**REQUEST:** List all lines in the material below that contain "JSON".
----
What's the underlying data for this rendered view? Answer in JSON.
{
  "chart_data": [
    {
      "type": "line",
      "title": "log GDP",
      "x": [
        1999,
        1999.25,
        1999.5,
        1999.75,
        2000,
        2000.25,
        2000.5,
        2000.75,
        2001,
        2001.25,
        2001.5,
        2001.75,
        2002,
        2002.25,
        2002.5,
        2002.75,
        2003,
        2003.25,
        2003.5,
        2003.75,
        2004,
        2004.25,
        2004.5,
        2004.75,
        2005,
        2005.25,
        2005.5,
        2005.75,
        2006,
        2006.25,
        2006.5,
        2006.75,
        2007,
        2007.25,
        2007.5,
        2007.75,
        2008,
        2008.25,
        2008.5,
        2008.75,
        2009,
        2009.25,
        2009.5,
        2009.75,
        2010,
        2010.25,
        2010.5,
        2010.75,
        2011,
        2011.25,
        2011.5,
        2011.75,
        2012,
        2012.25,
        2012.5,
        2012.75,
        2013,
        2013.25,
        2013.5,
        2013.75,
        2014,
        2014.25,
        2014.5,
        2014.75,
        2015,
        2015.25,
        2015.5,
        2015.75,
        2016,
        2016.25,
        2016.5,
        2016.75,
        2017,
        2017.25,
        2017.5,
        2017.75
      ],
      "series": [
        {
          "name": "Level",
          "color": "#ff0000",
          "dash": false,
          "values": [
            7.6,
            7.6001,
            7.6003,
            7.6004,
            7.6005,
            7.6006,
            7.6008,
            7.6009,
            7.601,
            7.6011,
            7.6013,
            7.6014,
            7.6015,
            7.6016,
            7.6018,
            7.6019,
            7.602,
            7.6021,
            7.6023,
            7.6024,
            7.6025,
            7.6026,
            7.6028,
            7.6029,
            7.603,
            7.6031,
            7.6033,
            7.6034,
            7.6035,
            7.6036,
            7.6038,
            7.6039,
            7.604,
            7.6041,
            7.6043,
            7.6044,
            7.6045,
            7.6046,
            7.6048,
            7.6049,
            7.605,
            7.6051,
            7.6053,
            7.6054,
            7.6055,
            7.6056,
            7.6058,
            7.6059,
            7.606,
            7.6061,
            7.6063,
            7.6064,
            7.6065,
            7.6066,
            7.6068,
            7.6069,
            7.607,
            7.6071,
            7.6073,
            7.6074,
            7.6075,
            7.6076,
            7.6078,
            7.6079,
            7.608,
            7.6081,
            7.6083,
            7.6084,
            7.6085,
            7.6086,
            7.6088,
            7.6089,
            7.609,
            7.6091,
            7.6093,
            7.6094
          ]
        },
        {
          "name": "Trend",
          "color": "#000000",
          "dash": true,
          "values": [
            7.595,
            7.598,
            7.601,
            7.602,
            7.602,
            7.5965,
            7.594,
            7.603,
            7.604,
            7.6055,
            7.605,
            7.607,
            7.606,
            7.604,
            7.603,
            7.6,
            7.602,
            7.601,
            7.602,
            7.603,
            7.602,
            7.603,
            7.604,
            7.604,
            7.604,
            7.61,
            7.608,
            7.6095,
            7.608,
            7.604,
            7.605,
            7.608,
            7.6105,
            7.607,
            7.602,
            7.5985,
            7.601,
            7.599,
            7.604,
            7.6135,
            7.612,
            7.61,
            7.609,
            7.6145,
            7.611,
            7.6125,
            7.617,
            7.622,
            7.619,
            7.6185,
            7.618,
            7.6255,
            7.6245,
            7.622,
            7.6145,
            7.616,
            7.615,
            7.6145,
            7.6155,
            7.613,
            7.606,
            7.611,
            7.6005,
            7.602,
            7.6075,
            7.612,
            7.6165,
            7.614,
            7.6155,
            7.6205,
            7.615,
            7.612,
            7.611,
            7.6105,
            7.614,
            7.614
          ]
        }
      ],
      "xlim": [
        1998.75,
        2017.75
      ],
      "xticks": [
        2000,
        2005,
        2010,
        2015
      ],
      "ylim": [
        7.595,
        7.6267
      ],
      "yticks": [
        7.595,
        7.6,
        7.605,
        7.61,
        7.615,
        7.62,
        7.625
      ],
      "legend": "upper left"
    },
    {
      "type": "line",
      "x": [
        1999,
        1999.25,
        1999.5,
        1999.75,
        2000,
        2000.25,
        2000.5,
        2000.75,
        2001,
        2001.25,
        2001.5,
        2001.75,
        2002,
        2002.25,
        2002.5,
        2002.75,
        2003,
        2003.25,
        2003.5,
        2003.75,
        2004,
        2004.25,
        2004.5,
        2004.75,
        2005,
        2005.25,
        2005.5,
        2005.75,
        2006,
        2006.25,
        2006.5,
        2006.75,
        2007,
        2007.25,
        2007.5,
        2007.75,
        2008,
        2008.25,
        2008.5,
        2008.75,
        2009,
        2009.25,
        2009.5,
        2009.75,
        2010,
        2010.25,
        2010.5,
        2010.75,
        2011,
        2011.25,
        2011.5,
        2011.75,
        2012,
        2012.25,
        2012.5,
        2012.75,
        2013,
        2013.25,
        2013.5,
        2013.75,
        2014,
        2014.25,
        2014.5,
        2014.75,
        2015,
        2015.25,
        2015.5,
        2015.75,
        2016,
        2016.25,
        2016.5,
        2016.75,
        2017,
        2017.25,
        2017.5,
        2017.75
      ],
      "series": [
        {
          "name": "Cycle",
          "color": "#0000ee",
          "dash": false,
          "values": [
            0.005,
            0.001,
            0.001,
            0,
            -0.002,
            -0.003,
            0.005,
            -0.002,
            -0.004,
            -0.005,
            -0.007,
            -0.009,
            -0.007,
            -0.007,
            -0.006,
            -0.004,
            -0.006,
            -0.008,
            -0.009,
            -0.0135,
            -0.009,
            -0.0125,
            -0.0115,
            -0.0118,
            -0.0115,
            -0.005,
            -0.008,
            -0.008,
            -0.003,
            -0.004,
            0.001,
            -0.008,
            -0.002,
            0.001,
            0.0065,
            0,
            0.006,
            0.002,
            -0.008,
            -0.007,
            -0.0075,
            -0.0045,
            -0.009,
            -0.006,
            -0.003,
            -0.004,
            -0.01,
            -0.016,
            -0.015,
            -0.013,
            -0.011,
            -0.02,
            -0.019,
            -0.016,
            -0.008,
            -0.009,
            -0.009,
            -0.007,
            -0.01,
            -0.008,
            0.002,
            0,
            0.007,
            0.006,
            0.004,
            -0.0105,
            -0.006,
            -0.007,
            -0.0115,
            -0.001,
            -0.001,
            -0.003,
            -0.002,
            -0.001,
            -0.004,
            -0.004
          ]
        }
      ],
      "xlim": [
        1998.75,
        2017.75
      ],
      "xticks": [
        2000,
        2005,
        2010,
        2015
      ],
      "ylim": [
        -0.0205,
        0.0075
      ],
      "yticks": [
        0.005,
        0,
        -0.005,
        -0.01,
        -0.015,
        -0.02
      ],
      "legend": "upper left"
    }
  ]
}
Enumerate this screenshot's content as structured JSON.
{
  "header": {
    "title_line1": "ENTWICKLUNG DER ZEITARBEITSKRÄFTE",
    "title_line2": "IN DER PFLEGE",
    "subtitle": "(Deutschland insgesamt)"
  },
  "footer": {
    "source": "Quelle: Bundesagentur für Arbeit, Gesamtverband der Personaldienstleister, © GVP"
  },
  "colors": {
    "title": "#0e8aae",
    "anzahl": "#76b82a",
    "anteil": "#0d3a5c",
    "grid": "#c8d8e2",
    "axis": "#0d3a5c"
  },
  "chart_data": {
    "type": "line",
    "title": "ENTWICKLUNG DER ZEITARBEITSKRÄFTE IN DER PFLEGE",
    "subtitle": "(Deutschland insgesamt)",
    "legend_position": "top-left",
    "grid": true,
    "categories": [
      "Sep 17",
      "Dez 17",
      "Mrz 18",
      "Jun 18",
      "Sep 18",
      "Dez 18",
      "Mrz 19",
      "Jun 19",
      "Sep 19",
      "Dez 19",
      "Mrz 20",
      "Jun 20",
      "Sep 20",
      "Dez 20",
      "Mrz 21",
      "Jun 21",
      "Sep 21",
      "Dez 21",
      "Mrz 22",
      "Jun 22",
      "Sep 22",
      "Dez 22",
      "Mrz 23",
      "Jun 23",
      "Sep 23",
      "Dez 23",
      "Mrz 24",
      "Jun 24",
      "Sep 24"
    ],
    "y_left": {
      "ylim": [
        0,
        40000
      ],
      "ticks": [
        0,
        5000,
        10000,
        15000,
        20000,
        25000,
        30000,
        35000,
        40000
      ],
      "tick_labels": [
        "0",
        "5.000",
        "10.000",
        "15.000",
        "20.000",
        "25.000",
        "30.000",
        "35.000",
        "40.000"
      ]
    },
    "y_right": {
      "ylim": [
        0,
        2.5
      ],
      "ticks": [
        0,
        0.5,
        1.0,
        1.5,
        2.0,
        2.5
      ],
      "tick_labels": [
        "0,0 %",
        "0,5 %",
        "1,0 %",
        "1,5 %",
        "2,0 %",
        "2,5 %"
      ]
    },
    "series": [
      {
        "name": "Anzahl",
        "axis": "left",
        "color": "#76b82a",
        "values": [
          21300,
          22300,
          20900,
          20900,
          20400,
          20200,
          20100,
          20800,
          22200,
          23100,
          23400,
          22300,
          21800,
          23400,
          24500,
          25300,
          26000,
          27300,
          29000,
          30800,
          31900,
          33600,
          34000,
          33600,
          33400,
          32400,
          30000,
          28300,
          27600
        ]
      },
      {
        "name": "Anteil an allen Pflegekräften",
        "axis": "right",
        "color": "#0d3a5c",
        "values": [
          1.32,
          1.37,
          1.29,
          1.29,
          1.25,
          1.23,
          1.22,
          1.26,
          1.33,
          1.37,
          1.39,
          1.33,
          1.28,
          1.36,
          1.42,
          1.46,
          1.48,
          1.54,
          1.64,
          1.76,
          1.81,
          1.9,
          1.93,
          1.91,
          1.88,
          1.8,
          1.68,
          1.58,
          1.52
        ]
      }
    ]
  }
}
----
**PROBLEM SOLUTION:**
What's the underlying data for this rendered view? Answer in JSON.
Enumerate this screenshot's content as structured JSON.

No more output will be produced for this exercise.